• Some records:
+++

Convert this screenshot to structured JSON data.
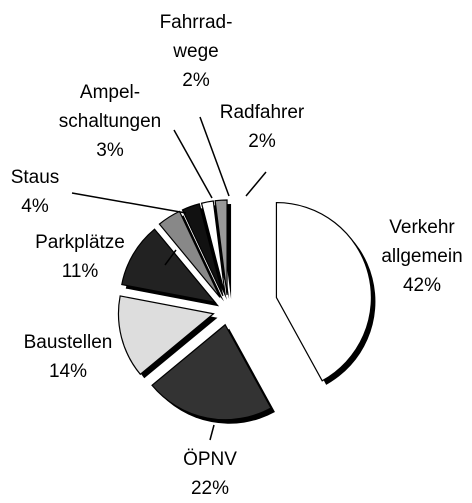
{
  "chart_data": {
    "type": "pie",
    "categories": [
      "Verkehr\nallgemein",
      "ÖPNV",
      "Baustellen",
      "Parkplätze",
      "Staus",
      "Ampel-\nschaltungen",
      "Fahrrad-\nwege",
      "Radfahrer"
    ],
    "values": [
      42,
      22,
      14,
      11,
      4,
      3,
      2,
      2
    ],
    "value_labels": [
      "42%",
      "22%",
      "14%",
      "11%",
      "4%",
      "3%",
      "2%",
      "2%"
    ],
    "colors": [
      "#ffffff",
      "#333333",
      "#dddddd",
      "#222222",
      "#888888",
      "#111111",
      "#ffffff",
      "#999999"
    ]
  }
}
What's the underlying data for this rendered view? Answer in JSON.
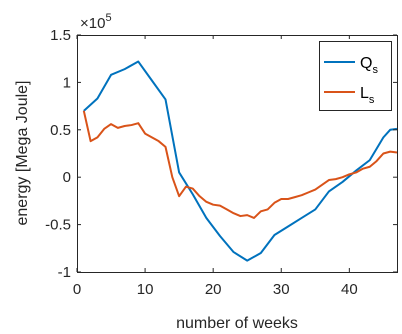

+++

Write the full listing out again with every line unchanged, but include no pictures.

• The answer:
Convert this screenshot to structured JSON data.
{
  "chart_data": {
    "type": "pie",
    "categories": [
      "Verkehr\nallgemein",
      "ÖPNV",
      "Baustellen",
      "Parkplätze",
      "Staus",
      "Ampel-\nschaltungen",
      "Fahrrad-\nwege",
      "Radfahrer"
    ],
    "values": [
      42,
      22,
      14,
      11,
      4,
      3,
      2,
      2
    ],
    "value_labels": [
      "42%",
      "22%",
      "14%",
      "11%",
      "4%",
      "3%",
      "2%",
      "2%"
    ],
    "colors": [
      "#ffffff",
      "#333333",
      "#dddddd",
      "#222222",
      "#888888",
      "#111111",
      "#ffffff",
      "#999999"
    ]
  }
}
What's the underlying data for this rendered view? Answer in JSON.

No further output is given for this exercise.